Exercise requirements =>
Collect every line of the records below that contains the word "vollkommen".

━━ The input ━━

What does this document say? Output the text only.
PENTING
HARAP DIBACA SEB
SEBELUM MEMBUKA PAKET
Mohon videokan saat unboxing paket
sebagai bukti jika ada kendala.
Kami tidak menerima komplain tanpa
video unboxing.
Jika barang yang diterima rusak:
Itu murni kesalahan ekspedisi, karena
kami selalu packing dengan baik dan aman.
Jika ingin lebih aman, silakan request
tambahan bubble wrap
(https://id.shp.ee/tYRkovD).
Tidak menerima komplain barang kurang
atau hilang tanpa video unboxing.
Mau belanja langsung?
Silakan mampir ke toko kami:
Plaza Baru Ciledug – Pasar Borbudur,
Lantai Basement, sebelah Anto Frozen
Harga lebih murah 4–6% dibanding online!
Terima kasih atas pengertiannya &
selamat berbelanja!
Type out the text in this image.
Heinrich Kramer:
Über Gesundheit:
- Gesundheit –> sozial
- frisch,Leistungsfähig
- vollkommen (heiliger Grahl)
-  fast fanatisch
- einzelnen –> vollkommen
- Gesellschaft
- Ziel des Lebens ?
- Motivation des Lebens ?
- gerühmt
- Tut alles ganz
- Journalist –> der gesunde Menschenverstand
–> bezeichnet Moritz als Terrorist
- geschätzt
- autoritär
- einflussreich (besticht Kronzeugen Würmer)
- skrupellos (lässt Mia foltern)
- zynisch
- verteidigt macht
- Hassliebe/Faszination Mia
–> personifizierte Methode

━━━

Completed task =>
- vollkommen (heiliger Grahl)
- einzelnen –> vollkommen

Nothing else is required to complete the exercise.